● REQUIRED WORK:
Repeat the lines below exactly as they appear, but leave out the images.

● GIVEN DATA:

>> Start

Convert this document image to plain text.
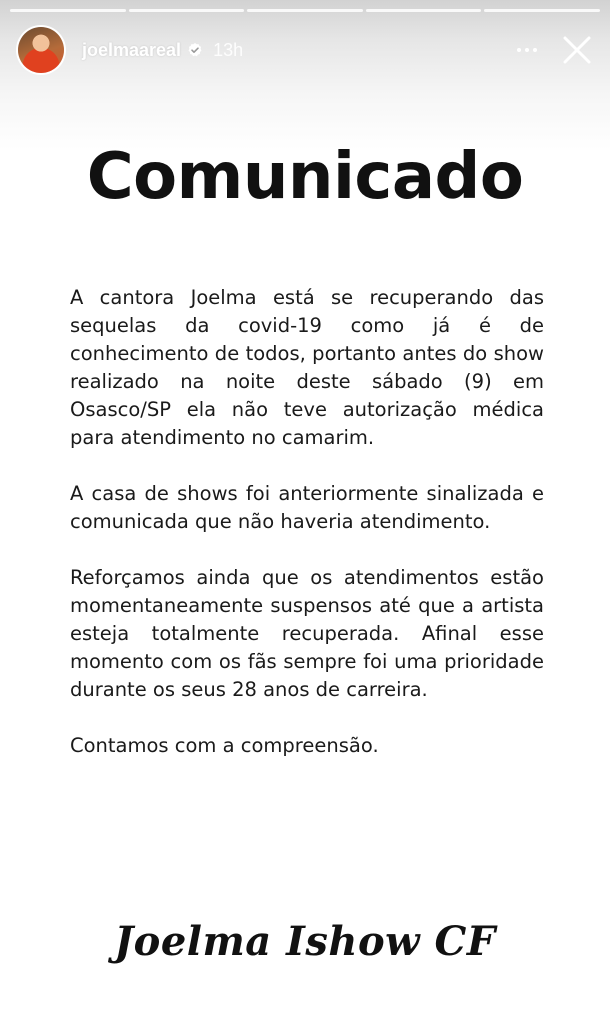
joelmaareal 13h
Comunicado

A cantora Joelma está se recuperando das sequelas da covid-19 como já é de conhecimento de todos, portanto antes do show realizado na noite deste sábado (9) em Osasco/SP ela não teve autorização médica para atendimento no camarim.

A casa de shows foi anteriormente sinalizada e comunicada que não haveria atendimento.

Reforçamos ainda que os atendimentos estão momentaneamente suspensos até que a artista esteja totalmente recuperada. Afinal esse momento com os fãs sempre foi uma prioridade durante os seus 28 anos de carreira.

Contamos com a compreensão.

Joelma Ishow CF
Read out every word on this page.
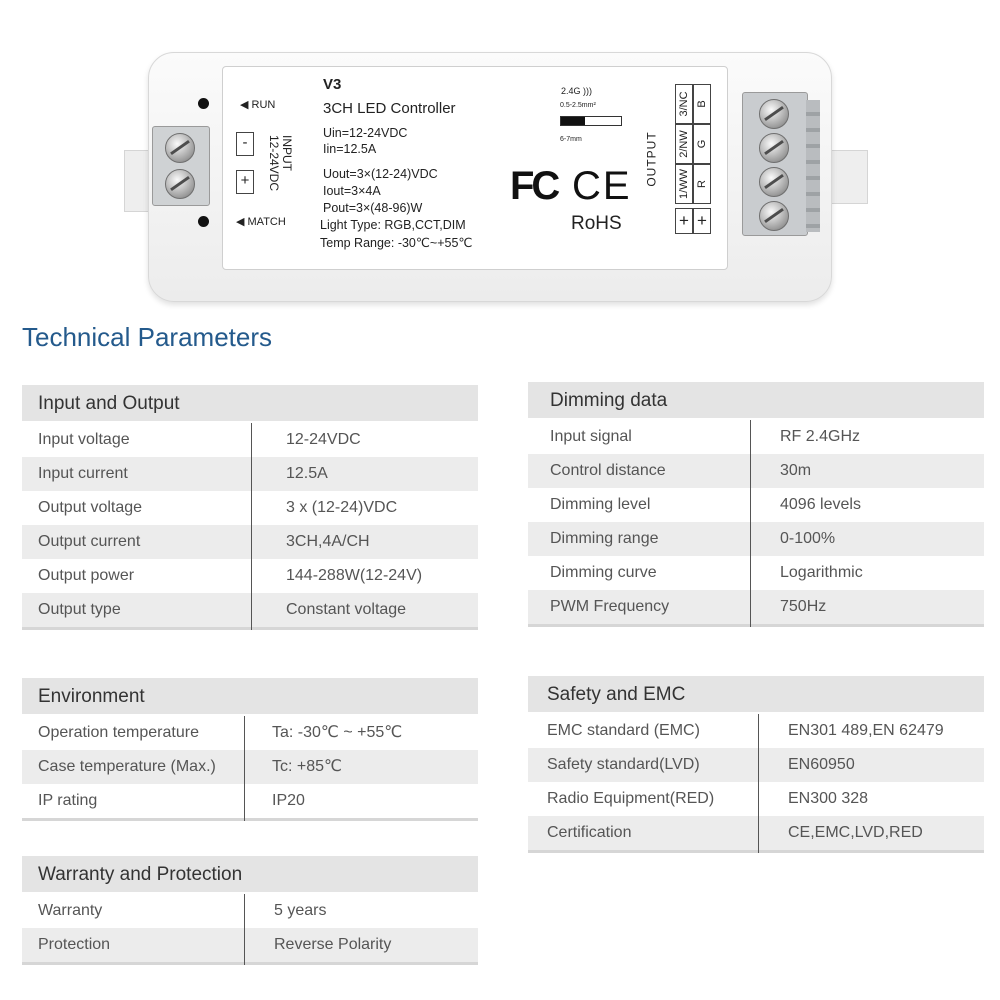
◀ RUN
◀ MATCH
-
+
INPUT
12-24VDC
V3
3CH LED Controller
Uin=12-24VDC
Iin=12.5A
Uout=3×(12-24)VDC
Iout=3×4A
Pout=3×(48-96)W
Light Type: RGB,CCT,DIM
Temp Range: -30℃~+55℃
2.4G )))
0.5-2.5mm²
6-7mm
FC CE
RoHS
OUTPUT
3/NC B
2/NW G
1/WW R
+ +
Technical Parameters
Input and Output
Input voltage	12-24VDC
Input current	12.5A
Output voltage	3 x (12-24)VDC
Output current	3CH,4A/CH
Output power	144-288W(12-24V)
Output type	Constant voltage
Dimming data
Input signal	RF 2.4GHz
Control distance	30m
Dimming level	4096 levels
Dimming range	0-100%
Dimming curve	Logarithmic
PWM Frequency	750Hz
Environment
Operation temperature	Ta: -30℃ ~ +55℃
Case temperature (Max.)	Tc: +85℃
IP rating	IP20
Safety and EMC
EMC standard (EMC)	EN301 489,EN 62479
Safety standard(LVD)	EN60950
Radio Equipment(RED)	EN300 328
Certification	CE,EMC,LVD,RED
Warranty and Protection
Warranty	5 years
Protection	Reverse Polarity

>> End

● EXERCISE SOLUTION:
Convert this document image to plain text.
joelmaareal 13h
Comunicado

A cantora Joelma está se recuperando das sequelas da covid-19 como já é de conhecimento de todos, portanto antes do show realizado na noite deste sábado (9) em Osasco/SP ela não teve autorização médica para atendimento no camarim.

A casa de shows foi anteriormente sinalizada e comunicada que não haveria atendimento.

Reforçamos ainda que os atendimentos estão momentaneamente suspensos até que a artista esteja totalmente recuperada. Afinal esse momento com os fãs sempre foi uma prioridade durante os seus 28 anos de carreira.

Contamos com a compreensão.

Joelma Ishow CF
Read out every word on this page.
◀ RUN
◀ MATCH
-
+
INPUT
12-24VDC
V3
3CH LED Controller
Uin=12-24VDC
Iin=12.5A
Uout=3×(12-24)VDC
Iout=3×4A
Pout=3×(48-96)W
Light Type: RGB,CCT,DIM
Temp Range: -30℃~+55℃
2.4G )))
0.5-2.5mm²
6-7mm
FC CE
RoHS
OUTPUT
3/NC B
2/NW G
1/WW R
+ +
Technical Parameters
Input and Output
Input voltage	12-24VDC
Input current	12.5A
Output voltage	3 x (12-24)VDC
Output current	3CH,4A/CH
Output power	144-288W(12-24V)
Output type	Constant voltage
Dimming data
Input signal	RF 2.4GHz
Control distance	30m
Dimming level	4096 levels
Dimming range	0-100%
Dimming curve	Logarithmic
PWM Frequency	750Hz
Environment
Operation temperature	Ta: -30℃ ~ +55℃
Case temperature (Max.)	Tc: +85℃
IP rating	IP20
Safety and EMC
EMC standard (EMC)	EN301 489,EN 62479
Safety standard(LVD)	EN60950
Radio Equipment(RED)	EN300 328
Certification	CE,EMC,LVD,RED
Warranty and Protection
Warranty	5 years
Protection	Reverse Polarity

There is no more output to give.